→ **Work instructions**: Please set down all the lines beneath this one exactly, without the pictures.

Figure record listings:
============
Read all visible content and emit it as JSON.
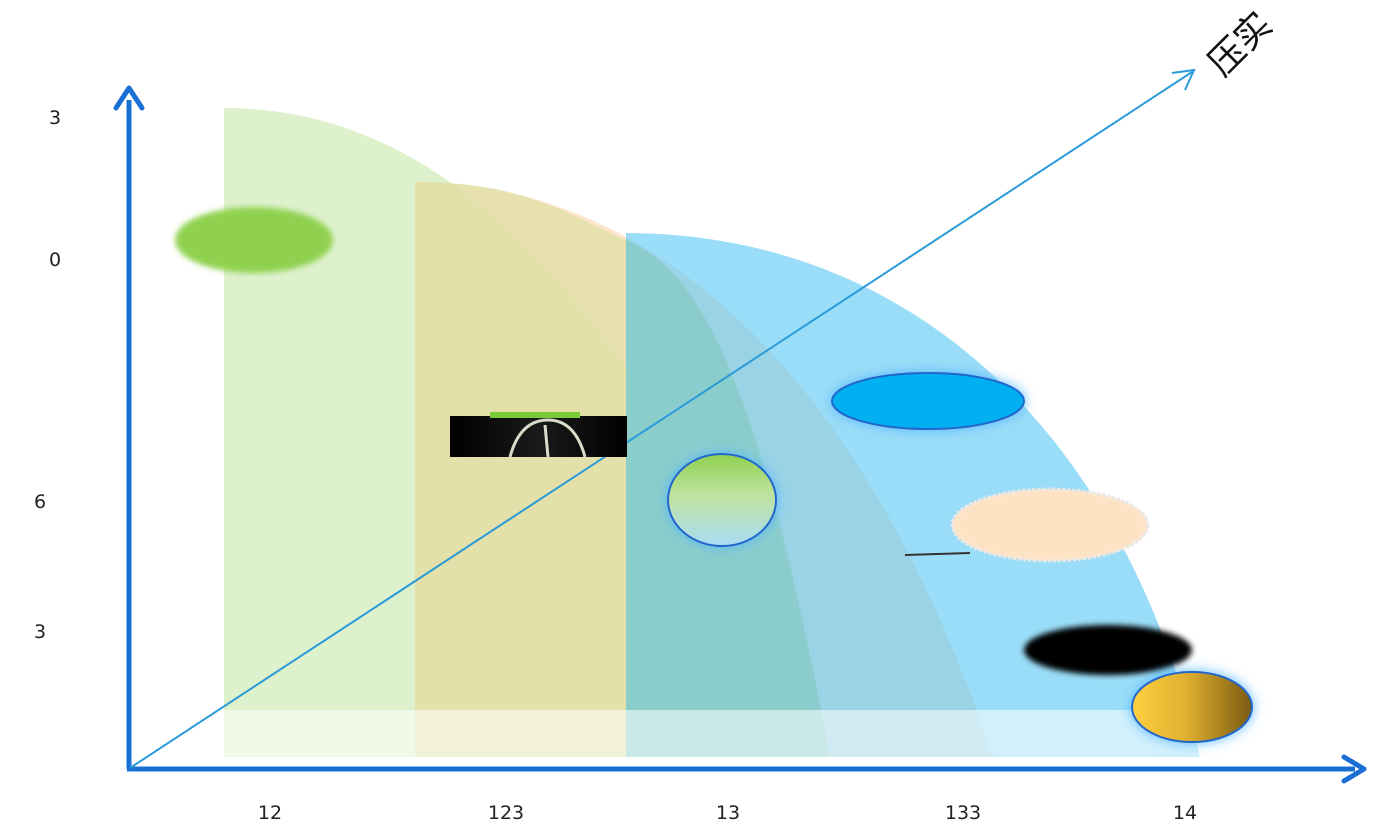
{
  "diagram": {
    "diagonal_arrow_label": "压实",
    "y_axis_labels": [
      "3",
      "0",
      "6",
      "3"
    ],
    "x_axis_labels": [
      "12",
      "123",
      "13",
      "133",
      "14"
    ],
    "colors": {
      "axis": "#1a6fd4",
      "diagonal_arrow": "#2a9bd8",
      "region_green": "#cfe9b5",
      "region_peach": "#fcd9b8",
      "region_olive": "#d4d98e",
      "region_blue": "#5cc6f2",
      "region_teal": "#7ec9c2",
      "ellipse_green": "#8fd14f",
      "ellipse_blue": "#00b0f0",
      "ellipse_peach": "#fde4c8",
      "ellipse_gold": "#f4c430",
      "ellipse_black": "#000000",
      "circle_outline": "#2266cc"
    },
    "shapes": [
      "green-ellipse",
      "dark-bridge-image",
      "green-blue-circle",
      "blue-ellipse",
      "peach-ellipse",
      "black-ellipse",
      "gold-ellipse"
    ]
  }
}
============
→ **Task result**:
Read all visible content and emit it as JSON.
{
  "diagram": {
    "diagonal_arrow_label": "压实",
    "y_axis_labels": [
      "3",
      "0",
      "6",
      "3"
    ],
    "x_axis_labels": [
      "12",
      "123",
      "13",
      "133",
      "14"
    ],
    "colors": {
      "axis": "#1a6fd4",
      "diagonal_arrow": "#2a9bd8",
      "region_green": "#cfe9b5",
      "region_peach": "#fcd9b8",
      "region_olive": "#d4d98e",
      "region_blue": "#5cc6f2",
      "region_teal": "#7ec9c2",
      "ellipse_green": "#8fd14f",
      "ellipse_blue": "#00b0f0",
      "ellipse_peach": "#fde4c8",
      "ellipse_gold": "#f4c430",
      "ellipse_black": "#000000",
      "circle_outline": "#2266cc"
    },
    "shapes": [
      "green-ellipse",
      "dark-bridge-image",
      "green-blue-circle",
      "blue-ellipse",
      "peach-ellipse",
      "black-ellipse",
      "gold-ellipse"
    ]
  }
}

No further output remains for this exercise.